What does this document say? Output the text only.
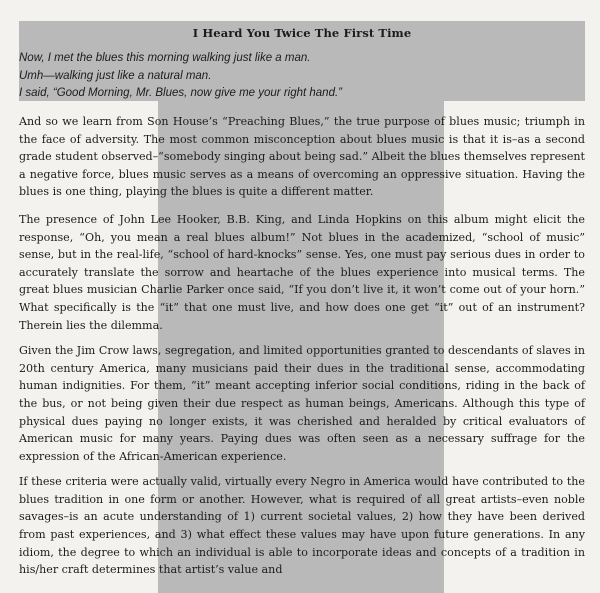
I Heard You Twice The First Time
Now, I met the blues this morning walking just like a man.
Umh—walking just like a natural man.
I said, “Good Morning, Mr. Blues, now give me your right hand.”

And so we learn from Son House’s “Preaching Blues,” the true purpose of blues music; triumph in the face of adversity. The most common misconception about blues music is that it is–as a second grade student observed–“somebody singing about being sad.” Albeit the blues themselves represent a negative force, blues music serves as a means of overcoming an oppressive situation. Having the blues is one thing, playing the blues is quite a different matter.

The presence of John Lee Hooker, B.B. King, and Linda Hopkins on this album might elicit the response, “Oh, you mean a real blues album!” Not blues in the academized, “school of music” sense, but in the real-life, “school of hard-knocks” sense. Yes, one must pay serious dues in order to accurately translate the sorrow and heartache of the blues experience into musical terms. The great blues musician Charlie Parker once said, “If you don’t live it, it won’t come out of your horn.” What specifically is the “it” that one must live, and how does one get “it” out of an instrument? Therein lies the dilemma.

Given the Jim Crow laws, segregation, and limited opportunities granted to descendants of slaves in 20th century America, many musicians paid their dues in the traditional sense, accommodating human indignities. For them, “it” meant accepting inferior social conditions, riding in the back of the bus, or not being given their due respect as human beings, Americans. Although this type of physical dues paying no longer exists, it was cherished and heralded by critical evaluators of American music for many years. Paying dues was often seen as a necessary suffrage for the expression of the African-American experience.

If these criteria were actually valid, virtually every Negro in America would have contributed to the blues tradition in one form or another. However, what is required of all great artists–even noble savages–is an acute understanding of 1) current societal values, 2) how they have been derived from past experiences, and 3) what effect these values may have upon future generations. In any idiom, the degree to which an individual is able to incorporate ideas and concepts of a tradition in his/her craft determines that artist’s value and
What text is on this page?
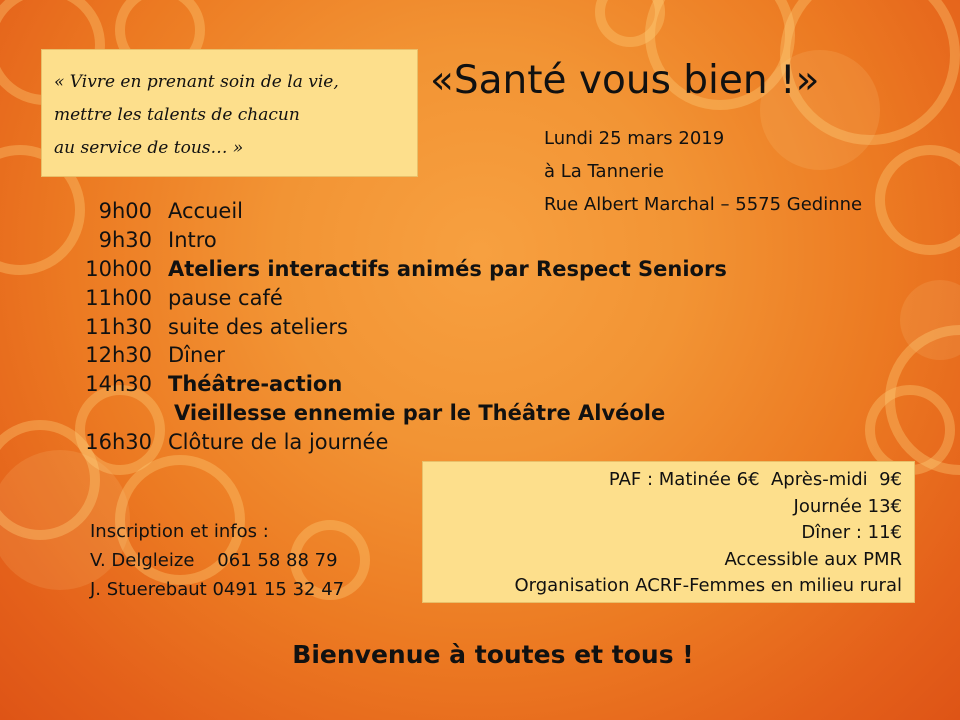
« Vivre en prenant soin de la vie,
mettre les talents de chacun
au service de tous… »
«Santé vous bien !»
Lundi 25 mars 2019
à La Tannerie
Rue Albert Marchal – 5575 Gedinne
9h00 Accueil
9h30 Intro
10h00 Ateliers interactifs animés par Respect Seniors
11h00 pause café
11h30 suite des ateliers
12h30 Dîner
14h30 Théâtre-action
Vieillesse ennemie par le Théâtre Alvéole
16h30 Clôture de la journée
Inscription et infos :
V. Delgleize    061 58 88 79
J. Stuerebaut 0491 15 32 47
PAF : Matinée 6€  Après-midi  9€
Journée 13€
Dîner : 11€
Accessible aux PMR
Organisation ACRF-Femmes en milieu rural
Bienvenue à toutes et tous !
-----
WHAT THE EXERCISE ASKS: Go through the listing above and pull out each line containing the word "text".

SOLUTION TO THE PROBLEM:
What does this document say? Output the text only.
What text is on this page?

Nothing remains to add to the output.